Transcribe the material verbatim in full; the pictures do not belong in the copy.

• **Available data**
..............................
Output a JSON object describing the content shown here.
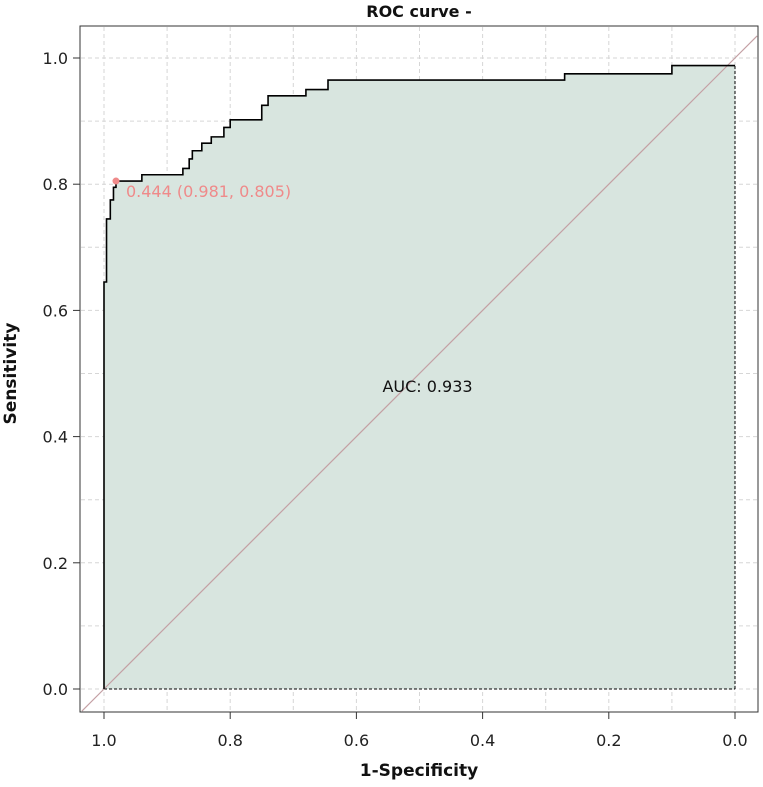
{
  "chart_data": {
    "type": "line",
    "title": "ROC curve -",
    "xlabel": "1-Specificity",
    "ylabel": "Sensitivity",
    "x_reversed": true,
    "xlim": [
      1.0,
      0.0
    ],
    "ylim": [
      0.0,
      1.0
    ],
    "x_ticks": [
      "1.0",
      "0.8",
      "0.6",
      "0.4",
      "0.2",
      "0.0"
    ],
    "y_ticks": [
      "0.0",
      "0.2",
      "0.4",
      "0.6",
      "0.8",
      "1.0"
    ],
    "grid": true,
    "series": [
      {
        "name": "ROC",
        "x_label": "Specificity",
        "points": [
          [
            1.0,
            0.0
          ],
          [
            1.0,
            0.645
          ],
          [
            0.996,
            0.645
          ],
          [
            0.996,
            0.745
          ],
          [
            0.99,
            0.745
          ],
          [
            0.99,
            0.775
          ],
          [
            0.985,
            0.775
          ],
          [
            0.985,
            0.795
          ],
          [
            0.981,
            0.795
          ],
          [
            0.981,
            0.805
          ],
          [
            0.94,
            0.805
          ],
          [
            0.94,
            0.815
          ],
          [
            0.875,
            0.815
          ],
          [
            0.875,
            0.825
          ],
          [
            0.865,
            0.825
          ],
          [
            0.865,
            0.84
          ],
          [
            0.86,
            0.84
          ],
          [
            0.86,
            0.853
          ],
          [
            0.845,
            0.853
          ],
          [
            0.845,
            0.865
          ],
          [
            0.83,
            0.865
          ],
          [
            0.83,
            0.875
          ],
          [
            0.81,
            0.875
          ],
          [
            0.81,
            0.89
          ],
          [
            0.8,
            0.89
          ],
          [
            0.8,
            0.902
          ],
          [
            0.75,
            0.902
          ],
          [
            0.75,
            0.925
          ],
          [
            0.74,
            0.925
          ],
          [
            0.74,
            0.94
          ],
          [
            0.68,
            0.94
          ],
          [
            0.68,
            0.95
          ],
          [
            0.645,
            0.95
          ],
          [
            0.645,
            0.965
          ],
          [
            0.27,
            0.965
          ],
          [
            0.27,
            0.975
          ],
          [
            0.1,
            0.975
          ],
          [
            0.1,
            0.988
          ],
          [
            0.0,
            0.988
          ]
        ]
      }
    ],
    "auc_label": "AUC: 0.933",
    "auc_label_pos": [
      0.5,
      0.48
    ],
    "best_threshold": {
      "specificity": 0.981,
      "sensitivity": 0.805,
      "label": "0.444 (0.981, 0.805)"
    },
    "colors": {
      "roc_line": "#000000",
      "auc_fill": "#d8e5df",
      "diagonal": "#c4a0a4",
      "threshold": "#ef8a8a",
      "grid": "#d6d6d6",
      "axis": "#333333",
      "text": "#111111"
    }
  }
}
..............................
• **Exercise output**
Output a JSON object describing the content shown here.
{
  "chart_data": {
    "type": "line",
    "title": "ROC curve -",
    "xlabel": "1-Specificity",
    "ylabel": "Sensitivity",
    "x_reversed": true,
    "xlim": [
      1.0,
      0.0
    ],
    "ylim": [
      0.0,
      1.0
    ],
    "x_ticks": [
      "1.0",
      "0.8",
      "0.6",
      "0.4",
      "0.2",
      "0.0"
    ],
    "y_ticks": [
      "0.0",
      "0.2",
      "0.4",
      "0.6",
      "0.8",
      "1.0"
    ],
    "grid": true,
    "series": [
      {
        "name": "ROC",
        "x_label": "Specificity",
        "points": [
          [
            1.0,
            0.0
          ],
          [
            1.0,
            0.645
          ],
          [
            0.996,
            0.645
          ],
          [
            0.996,
            0.745
          ],
          [
            0.99,
            0.745
          ],
          [
            0.99,
            0.775
          ],
          [
            0.985,
            0.775
          ],
          [
            0.985,
            0.795
          ],
          [
            0.981,
            0.795
          ],
          [
            0.981,
            0.805
          ],
          [
            0.94,
            0.805
          ],
          [
            0.94,
            0.815
          ],
          [
            0.875,
            0.815
          ],
          [
            0.875,
            0.825
          ],
          [
            0.865,
            0.825
          ],
          [
            0.865,
            0.84
          ],
          [
            0.86,
            0.84
          ],
          [
            0.86,
            0.853
          ],
          [
            0.845,
            0.853
          ],
          [
            0.845,
            0.865
          ],
          [
            0.83,
            0.865
          ],
          [
            0.83,
            0.875
          ],
          [
            0.81,
            0.875
          ],
          [
            0.81,
            0.89
          ],
          [
            0.8,
            0.89
          ],
          [
            0.8,
            0.902
          ],
          [
            0.75,
            0.902
          ],
          [
            0.75,
            0.925
          ],
          [
            0.74,
            0.925
          ],
          [
            0.74,
            0.94
          ],
          [
            0.68,
            0.94
          ],
          [
            0.68,
            0.95
          ],
          [
            0.645,
            0.95
          ],
          [
            0.645,
            0.965
          ],
          [
            0.27,
            0.965
          ],
          [
            0.27,
            0.975
          ],
          [
            0.1,
            0.975
          ],
          [
            0.1,
            0.988
          ],
          [
            0.0,
            0.988
          ]
        ]
      }
    ],
    "auc_label": "AUC: 0.933",
    "auc_label_pos": [
      0.5,
      0.48
    ],
    "best_threshold": {
      "specificity": 0.981,
      "sensitivity": 0.805,
      "label": "0.444 (0.981, 0.805)"
    },
    "colors": {
      "roc_line": "#000000",
      "auc_fill": "#d8e5df",
      "diagonal": "#c4a0a4",
      "threshold": "#ef8a8a",
      "grid": "#d6d6d6",
      "axis": "#333333",
      "text": "#111111"
    }
  }
}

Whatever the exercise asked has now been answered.